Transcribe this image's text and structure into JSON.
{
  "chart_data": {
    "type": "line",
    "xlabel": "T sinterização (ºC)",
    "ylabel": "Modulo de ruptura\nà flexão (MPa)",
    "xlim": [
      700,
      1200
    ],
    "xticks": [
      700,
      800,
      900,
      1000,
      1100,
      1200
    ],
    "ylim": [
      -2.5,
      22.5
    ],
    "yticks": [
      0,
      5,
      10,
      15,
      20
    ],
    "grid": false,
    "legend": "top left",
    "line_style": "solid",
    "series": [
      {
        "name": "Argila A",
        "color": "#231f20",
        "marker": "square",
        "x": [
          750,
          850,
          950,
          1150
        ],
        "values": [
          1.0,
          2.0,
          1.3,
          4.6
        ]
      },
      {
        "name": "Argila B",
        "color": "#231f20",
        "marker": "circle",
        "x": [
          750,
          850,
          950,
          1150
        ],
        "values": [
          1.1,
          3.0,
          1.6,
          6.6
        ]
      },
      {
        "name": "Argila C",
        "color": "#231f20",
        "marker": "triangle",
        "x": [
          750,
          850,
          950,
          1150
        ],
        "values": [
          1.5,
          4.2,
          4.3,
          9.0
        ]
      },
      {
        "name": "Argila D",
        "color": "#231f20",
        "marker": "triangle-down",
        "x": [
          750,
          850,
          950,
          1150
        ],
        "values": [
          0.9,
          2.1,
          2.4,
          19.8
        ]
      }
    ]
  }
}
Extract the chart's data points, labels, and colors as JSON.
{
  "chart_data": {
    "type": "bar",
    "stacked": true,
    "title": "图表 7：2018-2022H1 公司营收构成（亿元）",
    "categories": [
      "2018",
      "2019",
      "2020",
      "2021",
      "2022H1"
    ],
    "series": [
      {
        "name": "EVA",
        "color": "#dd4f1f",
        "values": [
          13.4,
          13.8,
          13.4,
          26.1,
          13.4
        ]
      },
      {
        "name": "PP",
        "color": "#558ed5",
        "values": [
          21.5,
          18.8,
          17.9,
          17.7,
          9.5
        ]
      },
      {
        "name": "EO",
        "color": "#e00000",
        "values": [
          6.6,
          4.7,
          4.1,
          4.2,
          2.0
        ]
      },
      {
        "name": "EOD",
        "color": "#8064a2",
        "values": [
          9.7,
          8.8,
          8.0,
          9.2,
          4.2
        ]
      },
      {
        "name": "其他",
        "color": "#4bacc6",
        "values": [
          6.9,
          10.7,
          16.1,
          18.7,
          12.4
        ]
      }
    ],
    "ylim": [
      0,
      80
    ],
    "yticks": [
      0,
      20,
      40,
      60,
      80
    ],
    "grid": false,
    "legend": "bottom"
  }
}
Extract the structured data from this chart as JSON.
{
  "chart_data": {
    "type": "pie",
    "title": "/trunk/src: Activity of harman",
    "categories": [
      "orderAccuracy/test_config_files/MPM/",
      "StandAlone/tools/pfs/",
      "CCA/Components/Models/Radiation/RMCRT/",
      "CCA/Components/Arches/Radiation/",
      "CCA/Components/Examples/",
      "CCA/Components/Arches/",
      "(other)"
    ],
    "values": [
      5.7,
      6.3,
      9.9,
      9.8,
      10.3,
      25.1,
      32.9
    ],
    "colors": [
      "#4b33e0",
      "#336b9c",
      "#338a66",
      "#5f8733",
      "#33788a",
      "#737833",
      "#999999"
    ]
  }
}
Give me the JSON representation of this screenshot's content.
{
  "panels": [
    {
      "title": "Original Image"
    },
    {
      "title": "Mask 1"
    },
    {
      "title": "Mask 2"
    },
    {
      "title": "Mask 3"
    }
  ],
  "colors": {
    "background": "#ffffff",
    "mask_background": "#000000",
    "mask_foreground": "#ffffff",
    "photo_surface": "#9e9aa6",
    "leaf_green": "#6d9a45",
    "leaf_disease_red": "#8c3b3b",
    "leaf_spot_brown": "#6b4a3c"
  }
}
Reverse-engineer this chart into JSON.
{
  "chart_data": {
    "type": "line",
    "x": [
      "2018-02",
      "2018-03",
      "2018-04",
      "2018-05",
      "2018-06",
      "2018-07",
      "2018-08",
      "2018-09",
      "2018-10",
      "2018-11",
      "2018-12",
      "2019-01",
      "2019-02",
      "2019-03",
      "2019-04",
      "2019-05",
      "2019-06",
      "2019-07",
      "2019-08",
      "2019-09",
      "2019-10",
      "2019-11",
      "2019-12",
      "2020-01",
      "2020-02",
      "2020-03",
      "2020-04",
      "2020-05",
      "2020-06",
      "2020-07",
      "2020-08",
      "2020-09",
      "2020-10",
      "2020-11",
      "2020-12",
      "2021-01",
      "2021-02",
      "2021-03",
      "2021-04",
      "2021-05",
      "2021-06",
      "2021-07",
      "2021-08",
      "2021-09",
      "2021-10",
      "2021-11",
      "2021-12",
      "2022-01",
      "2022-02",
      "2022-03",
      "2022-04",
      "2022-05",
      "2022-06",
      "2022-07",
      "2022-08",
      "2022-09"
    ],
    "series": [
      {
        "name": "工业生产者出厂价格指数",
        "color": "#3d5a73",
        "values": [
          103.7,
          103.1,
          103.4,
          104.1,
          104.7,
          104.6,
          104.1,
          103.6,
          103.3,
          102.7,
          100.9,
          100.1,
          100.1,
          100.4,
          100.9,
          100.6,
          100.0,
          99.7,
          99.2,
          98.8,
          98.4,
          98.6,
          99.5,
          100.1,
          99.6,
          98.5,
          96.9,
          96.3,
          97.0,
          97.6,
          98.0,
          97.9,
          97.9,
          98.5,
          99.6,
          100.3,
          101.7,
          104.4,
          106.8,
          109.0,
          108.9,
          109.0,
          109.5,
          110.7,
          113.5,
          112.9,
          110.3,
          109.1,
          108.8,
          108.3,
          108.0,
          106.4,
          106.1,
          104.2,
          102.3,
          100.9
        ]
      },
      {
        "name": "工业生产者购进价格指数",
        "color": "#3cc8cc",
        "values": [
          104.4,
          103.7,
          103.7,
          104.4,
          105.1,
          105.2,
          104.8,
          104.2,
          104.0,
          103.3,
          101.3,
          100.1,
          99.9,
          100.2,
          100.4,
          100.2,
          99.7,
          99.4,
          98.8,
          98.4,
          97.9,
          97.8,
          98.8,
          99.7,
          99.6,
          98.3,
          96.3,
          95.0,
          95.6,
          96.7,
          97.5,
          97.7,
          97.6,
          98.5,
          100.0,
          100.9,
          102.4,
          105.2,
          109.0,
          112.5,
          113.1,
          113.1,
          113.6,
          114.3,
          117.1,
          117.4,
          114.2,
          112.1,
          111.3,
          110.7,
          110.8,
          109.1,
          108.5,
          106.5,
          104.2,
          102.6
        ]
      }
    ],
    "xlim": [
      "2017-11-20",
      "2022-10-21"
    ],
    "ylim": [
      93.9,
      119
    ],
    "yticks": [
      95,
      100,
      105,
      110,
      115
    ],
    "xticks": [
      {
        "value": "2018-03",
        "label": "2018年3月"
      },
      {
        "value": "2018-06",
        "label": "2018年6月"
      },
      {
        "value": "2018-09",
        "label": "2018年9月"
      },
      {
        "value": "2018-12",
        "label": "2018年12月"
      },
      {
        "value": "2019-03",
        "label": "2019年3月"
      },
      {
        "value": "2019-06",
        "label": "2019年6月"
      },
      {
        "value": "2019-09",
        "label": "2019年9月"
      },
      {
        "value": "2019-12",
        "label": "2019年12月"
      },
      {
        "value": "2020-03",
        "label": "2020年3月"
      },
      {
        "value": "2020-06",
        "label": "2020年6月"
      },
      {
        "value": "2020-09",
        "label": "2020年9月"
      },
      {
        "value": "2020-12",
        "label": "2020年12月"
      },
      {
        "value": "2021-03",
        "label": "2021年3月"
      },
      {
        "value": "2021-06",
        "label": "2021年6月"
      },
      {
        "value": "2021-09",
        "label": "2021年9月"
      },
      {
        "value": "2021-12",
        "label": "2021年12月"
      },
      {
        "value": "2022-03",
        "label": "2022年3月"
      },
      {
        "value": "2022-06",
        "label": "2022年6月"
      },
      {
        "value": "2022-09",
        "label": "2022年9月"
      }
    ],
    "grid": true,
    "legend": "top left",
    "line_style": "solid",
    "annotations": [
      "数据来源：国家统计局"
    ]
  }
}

==================================================

DIRECTIONS:
Gather all lines where the word "triangle" appears.

ANSWER TO THIS PROBLEM:
        "marker": "triangle",
        "marker": "triangle-down",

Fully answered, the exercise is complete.